EXERCISE INSTRUCTIONS => Check the listing below for lines that hold "eyedropper". How many are there? Please give only the number.

DATA SUPPLIED =>
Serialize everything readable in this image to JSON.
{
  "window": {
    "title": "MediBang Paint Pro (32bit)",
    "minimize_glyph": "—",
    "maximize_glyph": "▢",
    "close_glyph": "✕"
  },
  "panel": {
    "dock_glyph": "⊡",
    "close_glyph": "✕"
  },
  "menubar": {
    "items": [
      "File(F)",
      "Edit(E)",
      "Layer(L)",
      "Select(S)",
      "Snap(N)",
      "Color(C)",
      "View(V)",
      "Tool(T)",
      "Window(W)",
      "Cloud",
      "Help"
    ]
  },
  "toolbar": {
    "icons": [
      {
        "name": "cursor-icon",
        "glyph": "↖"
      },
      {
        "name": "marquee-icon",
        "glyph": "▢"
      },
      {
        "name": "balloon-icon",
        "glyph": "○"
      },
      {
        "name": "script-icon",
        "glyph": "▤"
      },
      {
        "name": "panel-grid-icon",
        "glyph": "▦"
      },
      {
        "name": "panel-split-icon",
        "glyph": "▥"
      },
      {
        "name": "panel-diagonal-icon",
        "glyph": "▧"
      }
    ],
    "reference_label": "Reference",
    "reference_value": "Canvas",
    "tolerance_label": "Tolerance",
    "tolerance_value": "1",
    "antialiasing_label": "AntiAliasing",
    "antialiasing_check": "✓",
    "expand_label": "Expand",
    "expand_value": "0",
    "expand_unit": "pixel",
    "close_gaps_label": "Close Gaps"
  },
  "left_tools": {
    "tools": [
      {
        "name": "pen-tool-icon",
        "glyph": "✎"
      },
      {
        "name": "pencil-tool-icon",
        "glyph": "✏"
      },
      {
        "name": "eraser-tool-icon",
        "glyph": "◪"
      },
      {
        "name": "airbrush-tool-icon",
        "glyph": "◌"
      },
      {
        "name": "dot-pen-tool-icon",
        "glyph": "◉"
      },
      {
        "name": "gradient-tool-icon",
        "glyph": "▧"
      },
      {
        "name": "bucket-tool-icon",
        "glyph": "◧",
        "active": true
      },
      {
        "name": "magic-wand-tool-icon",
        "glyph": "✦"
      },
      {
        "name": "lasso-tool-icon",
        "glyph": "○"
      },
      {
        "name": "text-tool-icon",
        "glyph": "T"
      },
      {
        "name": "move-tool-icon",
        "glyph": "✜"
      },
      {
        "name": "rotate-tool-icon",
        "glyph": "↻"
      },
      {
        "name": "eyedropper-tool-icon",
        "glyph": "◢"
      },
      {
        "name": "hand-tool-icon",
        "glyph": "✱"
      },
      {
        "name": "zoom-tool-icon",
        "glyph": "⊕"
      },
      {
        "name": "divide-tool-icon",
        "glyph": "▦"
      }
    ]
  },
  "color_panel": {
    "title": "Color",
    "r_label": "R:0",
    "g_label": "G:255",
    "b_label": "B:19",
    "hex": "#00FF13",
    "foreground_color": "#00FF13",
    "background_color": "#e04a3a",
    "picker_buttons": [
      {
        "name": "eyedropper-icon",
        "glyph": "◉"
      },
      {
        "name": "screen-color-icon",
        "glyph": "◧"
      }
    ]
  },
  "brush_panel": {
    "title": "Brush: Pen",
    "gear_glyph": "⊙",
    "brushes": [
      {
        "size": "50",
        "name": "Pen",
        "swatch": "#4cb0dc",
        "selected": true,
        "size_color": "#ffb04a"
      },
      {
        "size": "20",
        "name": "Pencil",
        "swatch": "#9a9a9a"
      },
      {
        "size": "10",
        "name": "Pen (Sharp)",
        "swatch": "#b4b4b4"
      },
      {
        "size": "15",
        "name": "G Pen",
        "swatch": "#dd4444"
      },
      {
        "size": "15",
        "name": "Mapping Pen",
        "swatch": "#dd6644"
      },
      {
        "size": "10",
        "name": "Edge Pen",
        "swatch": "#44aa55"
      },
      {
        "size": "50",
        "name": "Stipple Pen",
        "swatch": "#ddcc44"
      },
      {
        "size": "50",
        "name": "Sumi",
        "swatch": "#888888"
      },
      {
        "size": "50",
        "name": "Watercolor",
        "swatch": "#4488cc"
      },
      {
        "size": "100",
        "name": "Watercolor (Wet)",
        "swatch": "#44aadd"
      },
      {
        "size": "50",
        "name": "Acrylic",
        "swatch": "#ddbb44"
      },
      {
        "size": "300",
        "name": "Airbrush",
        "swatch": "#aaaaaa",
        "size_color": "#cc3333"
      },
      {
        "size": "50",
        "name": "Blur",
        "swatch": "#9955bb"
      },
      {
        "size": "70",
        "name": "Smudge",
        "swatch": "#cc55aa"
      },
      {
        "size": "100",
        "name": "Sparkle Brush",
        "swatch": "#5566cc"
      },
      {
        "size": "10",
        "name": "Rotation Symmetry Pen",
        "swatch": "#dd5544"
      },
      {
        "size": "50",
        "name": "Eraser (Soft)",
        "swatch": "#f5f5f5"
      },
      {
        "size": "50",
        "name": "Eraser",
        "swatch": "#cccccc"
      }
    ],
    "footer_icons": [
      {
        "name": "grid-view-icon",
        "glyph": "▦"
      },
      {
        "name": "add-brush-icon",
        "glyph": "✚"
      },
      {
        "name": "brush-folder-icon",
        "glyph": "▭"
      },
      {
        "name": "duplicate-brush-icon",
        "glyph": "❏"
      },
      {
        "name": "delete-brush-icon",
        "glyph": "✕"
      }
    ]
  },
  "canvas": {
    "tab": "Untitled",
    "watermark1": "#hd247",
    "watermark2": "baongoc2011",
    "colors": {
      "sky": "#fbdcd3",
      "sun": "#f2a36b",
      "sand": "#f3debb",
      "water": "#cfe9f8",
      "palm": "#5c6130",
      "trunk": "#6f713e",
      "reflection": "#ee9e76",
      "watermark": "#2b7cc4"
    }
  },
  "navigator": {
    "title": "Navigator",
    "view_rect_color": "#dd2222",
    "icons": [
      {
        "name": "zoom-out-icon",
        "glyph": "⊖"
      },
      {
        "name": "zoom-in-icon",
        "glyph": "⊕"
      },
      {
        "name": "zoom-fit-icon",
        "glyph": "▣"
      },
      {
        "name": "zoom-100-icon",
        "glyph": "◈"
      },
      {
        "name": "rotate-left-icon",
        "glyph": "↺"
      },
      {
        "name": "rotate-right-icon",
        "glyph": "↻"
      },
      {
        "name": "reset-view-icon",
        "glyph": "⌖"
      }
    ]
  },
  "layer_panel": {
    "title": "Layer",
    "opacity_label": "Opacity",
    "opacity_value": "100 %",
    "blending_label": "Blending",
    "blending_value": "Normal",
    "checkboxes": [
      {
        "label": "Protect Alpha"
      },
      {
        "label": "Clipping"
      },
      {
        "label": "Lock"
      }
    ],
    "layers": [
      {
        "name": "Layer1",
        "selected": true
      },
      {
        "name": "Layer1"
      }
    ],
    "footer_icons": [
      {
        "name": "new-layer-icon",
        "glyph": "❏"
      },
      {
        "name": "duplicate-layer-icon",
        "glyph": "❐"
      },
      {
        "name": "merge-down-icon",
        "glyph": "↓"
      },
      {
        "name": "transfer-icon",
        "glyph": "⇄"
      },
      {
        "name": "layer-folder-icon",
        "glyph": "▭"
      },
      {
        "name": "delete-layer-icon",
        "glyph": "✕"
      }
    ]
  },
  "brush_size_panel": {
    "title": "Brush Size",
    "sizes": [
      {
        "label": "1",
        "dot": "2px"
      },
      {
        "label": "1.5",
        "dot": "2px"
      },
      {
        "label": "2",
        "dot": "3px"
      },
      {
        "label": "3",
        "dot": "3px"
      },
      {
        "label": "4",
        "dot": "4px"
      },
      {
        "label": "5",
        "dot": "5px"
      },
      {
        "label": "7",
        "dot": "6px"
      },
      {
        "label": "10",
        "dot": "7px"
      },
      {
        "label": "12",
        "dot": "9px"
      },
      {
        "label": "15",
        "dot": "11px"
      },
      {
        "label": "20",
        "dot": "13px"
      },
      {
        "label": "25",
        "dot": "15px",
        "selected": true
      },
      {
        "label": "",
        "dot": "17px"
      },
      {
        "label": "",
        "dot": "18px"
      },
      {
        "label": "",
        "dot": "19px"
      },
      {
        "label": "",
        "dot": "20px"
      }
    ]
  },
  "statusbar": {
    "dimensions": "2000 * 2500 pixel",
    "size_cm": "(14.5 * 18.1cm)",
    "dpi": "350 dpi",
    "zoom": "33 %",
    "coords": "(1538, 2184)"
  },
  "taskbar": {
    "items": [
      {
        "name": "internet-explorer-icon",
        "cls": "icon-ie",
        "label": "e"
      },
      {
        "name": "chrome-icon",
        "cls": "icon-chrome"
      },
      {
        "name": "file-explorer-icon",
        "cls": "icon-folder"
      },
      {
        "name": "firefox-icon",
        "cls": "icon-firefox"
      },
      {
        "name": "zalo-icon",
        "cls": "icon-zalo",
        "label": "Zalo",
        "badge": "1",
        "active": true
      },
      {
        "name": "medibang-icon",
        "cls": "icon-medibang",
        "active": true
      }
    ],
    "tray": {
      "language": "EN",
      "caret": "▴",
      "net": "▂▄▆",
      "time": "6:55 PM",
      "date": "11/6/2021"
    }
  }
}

RESULT => 2